_Directions_:
Scan the listing below for "como", then report every line that has it.

:::::

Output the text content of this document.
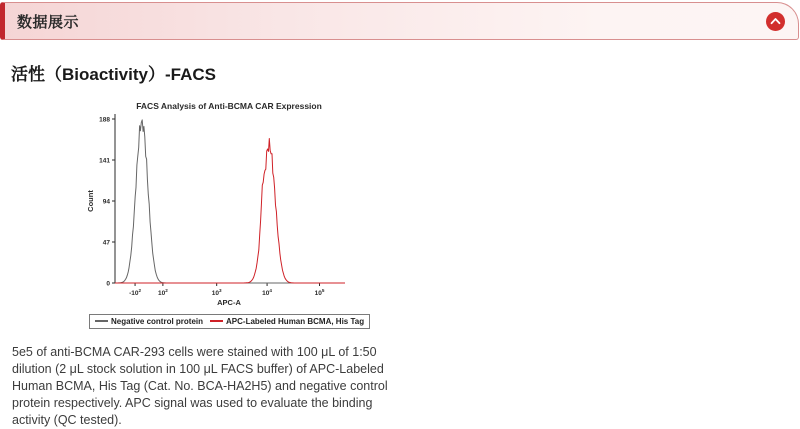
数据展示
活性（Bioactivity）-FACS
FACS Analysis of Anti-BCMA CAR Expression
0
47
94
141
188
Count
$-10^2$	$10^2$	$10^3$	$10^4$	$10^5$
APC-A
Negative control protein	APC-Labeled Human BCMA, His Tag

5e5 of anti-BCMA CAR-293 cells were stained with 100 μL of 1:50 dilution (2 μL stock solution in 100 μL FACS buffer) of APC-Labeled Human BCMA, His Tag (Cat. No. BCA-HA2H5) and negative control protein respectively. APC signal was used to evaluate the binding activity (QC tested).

:::::

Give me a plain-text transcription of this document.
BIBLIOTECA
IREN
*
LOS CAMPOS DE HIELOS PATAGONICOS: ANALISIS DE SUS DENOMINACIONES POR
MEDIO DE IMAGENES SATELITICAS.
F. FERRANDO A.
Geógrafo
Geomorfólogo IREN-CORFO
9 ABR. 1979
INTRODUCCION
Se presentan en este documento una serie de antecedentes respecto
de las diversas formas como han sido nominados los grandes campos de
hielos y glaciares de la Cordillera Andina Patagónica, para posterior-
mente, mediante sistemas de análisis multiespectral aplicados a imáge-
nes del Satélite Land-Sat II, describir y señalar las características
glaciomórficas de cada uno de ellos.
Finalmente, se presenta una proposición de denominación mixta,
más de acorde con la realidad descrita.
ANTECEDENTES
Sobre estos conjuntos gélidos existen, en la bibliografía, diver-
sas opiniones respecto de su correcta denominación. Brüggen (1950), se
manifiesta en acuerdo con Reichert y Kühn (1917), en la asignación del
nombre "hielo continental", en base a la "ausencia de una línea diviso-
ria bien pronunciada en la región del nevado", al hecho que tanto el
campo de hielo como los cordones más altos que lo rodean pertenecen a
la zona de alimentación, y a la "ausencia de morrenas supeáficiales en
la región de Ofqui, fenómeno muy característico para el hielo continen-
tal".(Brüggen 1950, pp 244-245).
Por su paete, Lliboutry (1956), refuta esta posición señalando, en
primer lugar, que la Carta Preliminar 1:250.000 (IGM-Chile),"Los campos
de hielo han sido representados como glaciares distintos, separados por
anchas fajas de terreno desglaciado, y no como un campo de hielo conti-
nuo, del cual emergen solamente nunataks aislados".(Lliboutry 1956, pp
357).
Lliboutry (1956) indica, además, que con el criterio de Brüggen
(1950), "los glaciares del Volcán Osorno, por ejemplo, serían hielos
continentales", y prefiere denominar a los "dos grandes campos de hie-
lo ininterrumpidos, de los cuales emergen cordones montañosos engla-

:::::

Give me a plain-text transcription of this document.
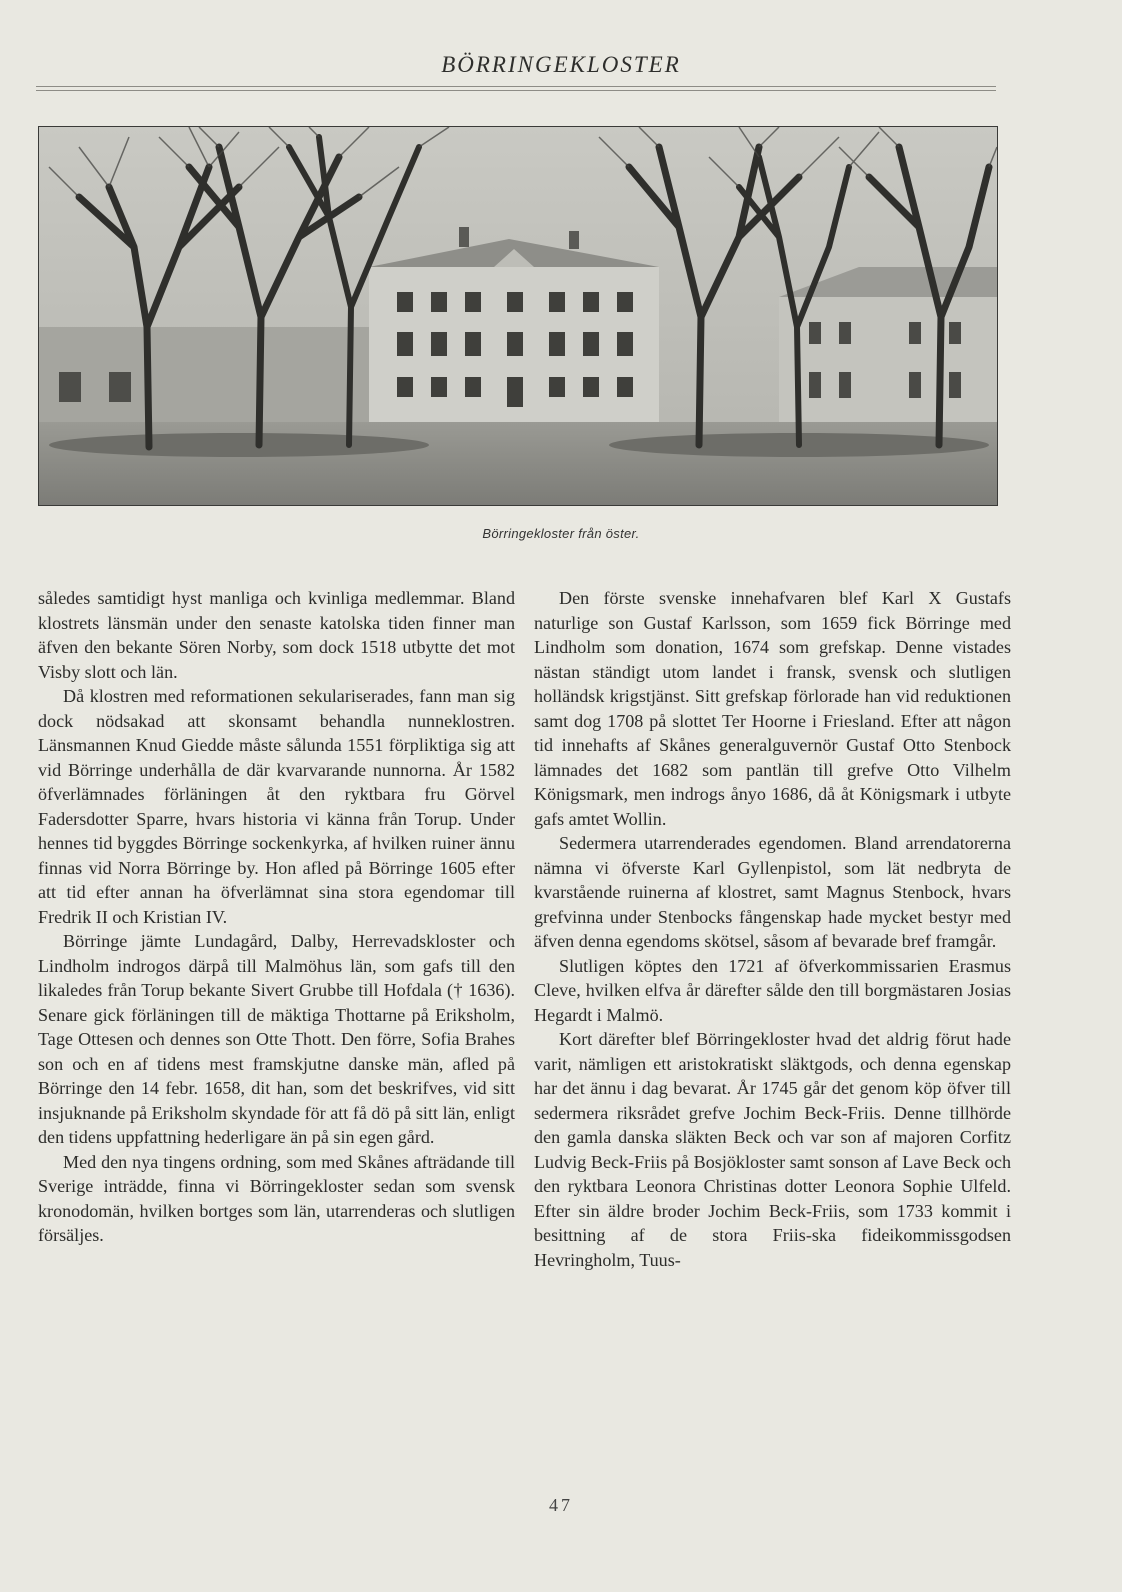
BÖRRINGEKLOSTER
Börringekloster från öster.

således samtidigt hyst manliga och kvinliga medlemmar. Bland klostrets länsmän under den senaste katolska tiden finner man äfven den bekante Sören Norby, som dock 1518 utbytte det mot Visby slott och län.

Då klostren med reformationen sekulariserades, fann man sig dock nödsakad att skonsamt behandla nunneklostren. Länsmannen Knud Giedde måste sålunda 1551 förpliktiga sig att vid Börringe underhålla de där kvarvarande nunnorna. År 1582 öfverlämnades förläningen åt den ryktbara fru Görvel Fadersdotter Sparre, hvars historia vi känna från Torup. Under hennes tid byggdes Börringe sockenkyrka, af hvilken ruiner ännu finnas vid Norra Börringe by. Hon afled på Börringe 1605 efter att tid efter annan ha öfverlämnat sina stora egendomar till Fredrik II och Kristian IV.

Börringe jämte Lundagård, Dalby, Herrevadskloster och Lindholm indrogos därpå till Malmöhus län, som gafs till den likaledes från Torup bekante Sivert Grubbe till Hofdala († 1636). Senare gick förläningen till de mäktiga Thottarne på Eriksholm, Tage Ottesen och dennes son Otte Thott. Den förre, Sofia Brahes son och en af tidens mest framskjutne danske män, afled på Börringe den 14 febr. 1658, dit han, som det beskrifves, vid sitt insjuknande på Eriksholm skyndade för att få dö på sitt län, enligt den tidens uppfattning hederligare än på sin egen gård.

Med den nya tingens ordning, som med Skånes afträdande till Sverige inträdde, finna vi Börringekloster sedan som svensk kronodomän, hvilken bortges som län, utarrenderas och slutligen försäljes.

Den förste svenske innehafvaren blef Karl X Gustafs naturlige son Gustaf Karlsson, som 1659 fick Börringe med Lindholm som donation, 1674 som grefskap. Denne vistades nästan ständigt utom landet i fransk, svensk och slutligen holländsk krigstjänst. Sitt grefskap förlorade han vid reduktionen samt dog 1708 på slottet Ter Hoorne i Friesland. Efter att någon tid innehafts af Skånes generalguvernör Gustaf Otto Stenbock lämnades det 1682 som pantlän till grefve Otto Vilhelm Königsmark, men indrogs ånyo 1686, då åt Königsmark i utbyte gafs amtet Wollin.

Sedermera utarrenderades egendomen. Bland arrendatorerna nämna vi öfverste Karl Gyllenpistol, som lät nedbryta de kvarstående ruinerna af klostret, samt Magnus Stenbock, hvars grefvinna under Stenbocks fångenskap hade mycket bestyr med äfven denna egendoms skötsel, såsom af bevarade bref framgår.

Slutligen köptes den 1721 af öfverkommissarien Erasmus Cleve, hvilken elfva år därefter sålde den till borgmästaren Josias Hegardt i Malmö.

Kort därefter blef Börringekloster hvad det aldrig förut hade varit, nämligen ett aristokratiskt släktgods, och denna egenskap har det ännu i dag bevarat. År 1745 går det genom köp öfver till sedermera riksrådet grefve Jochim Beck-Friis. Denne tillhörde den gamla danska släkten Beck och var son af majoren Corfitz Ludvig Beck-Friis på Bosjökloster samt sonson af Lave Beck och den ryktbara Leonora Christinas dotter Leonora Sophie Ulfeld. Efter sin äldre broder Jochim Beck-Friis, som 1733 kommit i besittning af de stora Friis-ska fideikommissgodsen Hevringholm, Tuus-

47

:::::

_Answer below_:
de las diversas formas como han sido nominados los grandes campos de
campo de hielo como los cordones más altos que lo rodean pertenecen a
de hielo han sido representados como glaciares distintos, separados por
anchas fajas de terreno desglaciado, y no como un campo de hielo conti-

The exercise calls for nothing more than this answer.